Report how many lines include the word "Half", and nothing besides that number.
* START EXERCISE DATA *
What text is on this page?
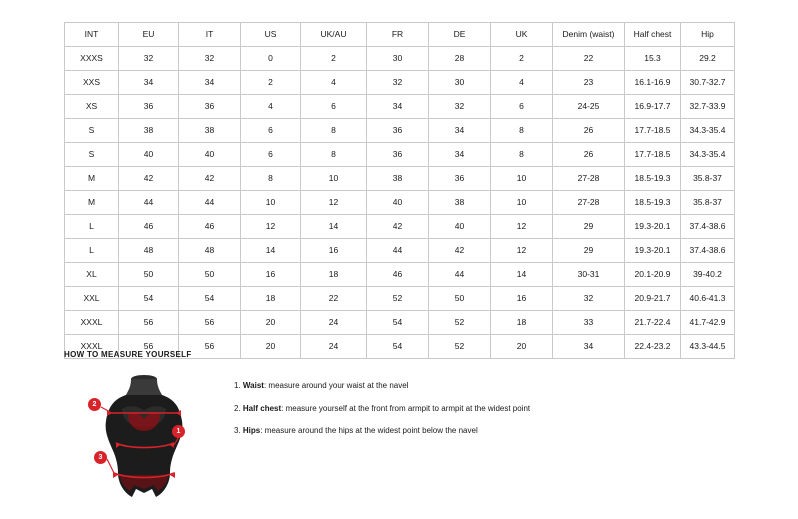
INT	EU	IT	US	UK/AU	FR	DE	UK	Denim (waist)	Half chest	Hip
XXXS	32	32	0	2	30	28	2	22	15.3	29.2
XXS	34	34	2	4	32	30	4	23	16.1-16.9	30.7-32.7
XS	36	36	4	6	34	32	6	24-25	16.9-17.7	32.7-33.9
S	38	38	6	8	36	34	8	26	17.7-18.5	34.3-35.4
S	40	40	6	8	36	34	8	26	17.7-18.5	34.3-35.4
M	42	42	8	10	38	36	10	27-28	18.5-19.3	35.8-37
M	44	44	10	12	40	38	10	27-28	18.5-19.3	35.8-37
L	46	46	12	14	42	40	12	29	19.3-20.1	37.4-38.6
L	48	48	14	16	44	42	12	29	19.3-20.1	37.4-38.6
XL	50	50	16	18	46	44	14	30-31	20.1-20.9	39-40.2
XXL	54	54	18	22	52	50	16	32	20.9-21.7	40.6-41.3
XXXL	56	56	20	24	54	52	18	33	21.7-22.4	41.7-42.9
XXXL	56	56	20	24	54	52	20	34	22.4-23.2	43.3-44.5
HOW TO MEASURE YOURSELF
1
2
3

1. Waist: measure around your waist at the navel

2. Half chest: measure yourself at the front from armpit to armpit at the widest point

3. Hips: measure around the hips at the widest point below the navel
* END EXERCISE DATA *
* START EXERCISE DATA *
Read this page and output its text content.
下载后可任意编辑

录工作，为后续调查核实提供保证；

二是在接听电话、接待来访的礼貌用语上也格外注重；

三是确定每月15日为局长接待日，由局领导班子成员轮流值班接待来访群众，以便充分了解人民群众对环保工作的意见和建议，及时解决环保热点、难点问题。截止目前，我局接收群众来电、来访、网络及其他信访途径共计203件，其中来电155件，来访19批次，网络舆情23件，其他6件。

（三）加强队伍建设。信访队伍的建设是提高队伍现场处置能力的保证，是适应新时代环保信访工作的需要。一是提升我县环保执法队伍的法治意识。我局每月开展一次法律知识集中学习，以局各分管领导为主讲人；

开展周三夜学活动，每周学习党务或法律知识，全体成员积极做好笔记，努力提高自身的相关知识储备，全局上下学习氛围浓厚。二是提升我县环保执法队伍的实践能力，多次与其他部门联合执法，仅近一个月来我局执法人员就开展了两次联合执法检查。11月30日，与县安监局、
* END EXERCISE DATA *
• _EXERCISE ANSWER_: 2